## Exercise prompt
Select every line below containing the word "gobelinów".

::: Extracted information :::

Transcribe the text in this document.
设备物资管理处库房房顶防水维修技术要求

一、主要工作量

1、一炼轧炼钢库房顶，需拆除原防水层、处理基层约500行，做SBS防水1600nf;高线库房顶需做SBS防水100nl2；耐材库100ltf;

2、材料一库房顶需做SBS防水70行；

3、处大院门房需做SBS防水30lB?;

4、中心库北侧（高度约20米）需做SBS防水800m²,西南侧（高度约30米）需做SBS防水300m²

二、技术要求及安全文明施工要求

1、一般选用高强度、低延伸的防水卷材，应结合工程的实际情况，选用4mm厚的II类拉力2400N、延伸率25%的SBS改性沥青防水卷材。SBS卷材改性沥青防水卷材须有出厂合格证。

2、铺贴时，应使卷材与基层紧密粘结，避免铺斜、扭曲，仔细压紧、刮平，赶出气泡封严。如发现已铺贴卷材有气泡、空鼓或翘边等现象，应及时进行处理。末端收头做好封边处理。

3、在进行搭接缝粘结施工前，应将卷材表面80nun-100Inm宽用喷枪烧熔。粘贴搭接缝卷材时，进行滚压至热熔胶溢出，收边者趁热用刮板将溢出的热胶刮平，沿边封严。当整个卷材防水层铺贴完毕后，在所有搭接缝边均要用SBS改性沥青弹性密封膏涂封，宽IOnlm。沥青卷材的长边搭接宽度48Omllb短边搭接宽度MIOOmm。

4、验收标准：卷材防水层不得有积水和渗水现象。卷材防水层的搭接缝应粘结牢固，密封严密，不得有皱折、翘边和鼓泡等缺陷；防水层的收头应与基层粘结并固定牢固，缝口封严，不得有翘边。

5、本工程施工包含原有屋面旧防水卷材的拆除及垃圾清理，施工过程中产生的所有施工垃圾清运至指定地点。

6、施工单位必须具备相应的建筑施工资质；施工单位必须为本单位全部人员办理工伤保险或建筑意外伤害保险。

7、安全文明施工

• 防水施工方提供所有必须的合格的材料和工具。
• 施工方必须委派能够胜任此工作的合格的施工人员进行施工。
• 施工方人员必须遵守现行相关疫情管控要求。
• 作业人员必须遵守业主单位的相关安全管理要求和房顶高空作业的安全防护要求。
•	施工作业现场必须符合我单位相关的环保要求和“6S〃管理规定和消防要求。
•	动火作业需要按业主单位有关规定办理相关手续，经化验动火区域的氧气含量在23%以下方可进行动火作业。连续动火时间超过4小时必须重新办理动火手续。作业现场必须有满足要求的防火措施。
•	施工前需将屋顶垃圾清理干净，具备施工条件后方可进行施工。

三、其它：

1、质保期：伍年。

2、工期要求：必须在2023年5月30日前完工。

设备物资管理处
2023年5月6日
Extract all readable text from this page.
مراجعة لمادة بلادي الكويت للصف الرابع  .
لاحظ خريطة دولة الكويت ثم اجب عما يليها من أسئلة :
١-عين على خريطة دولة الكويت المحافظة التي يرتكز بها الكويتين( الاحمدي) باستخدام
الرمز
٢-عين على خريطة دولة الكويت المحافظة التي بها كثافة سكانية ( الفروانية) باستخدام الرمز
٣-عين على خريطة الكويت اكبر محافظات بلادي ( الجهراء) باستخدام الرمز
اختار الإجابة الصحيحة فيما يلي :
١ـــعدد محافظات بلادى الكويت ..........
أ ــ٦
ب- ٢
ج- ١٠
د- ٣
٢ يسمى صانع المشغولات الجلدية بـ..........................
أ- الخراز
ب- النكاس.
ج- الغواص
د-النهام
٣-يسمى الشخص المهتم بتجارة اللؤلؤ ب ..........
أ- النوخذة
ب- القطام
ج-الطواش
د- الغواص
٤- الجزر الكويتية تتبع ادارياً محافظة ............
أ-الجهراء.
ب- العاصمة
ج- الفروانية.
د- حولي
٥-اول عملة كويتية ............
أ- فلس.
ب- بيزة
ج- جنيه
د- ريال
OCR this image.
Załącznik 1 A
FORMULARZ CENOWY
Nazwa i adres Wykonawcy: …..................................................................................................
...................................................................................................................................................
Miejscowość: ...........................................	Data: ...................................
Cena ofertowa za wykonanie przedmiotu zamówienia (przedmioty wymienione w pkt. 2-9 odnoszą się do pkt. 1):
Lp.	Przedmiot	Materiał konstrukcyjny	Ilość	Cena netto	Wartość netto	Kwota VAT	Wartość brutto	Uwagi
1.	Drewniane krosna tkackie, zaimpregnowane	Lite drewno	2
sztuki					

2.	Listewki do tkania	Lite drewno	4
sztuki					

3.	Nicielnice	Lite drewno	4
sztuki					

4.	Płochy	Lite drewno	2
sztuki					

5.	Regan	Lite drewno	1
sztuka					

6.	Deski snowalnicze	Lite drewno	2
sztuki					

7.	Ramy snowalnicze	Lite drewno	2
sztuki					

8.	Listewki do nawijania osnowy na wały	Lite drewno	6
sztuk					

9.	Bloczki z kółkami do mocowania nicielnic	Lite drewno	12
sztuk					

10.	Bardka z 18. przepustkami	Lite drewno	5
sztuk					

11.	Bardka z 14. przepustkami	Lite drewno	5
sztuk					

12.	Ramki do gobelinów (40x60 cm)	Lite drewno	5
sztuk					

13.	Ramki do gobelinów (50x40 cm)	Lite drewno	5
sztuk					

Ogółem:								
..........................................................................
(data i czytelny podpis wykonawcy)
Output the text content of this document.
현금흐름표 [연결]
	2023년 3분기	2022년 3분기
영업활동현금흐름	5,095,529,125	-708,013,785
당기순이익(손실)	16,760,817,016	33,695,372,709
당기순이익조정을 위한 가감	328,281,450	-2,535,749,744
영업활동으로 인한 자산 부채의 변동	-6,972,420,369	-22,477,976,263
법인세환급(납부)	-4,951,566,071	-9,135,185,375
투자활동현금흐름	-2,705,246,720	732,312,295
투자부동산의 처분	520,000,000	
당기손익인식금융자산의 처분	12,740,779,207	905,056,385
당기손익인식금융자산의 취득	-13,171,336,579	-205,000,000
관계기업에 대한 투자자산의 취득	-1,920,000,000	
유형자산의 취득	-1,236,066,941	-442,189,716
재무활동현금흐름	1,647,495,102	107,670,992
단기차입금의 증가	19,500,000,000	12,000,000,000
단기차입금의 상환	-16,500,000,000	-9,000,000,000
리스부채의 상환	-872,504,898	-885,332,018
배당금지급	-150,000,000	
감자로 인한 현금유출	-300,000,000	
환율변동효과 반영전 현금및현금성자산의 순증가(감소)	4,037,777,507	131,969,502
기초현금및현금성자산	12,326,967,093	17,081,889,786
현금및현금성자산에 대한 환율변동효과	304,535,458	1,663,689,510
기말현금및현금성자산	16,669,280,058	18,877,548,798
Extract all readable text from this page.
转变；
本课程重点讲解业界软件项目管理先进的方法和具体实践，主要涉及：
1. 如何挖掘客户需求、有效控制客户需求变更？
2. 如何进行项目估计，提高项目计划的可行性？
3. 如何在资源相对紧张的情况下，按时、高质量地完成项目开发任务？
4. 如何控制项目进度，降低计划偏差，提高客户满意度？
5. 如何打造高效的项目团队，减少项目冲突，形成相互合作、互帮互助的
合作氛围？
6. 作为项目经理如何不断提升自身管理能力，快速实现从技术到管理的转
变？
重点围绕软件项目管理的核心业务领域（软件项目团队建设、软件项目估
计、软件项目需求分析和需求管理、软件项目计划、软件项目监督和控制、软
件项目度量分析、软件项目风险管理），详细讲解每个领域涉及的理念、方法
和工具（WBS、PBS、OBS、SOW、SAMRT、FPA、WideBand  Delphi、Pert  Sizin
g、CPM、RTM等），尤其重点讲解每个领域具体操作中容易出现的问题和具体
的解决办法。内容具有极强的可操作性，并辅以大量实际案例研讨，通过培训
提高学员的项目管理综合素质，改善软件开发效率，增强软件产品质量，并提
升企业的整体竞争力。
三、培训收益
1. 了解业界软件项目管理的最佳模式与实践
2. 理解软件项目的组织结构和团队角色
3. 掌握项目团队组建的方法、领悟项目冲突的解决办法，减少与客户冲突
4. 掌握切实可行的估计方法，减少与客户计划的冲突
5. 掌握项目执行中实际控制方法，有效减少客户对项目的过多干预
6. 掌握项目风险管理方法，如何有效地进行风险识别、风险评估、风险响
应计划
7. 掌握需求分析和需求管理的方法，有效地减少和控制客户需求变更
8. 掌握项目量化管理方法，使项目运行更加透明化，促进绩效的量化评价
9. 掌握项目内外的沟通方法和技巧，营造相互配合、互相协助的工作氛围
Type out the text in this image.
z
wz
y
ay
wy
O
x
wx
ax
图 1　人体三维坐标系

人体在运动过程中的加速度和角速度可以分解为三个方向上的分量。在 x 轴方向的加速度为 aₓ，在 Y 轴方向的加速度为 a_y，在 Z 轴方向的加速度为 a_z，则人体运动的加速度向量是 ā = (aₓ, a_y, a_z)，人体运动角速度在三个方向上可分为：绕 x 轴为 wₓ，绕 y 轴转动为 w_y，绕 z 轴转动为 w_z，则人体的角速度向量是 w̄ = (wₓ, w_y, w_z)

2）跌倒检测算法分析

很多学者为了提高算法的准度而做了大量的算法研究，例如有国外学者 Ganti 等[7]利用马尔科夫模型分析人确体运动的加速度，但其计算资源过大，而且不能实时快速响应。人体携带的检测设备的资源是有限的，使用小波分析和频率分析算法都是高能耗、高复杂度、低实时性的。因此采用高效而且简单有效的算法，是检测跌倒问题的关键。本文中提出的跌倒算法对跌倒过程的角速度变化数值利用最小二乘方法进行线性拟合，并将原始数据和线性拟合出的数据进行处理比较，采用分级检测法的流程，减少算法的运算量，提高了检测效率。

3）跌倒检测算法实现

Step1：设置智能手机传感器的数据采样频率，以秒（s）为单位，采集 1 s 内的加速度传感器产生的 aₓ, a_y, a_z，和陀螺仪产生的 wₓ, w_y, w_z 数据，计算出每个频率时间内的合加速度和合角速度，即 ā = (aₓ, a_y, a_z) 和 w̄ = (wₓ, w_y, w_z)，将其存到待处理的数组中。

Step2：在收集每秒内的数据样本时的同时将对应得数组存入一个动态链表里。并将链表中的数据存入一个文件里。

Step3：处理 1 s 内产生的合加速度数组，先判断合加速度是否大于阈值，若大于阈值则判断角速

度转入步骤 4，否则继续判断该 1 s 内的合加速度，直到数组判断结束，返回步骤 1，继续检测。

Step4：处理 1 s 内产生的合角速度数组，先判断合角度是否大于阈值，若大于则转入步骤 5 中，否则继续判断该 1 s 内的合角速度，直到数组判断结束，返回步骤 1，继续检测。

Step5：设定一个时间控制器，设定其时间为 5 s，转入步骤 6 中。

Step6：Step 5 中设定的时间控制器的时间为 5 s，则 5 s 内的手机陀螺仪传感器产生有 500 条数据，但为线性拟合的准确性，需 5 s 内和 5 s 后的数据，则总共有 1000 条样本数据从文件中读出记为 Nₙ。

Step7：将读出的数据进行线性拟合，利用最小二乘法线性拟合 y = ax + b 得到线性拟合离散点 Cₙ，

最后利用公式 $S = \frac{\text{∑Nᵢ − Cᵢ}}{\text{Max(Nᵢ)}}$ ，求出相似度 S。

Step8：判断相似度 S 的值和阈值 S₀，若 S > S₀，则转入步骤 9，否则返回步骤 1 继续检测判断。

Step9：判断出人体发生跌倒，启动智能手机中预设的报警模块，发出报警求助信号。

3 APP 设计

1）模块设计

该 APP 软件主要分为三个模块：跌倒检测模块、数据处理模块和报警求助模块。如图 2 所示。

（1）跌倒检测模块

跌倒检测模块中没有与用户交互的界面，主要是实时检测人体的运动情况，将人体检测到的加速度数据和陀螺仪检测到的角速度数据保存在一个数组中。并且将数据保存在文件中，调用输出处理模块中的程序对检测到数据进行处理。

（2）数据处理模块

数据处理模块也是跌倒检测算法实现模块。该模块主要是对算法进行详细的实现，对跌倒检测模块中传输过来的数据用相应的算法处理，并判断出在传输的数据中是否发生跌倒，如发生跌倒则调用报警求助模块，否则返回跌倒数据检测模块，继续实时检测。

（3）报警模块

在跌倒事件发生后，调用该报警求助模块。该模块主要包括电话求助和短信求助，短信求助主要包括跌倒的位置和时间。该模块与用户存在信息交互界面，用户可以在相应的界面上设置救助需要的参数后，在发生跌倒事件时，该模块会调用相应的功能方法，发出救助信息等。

:::

## Full response
12.	Ramki do gobelinów (40x60 cm)	Lite drewno	5
13.	Ramki do gobelinów (50x40 cm)	Lite drewno	5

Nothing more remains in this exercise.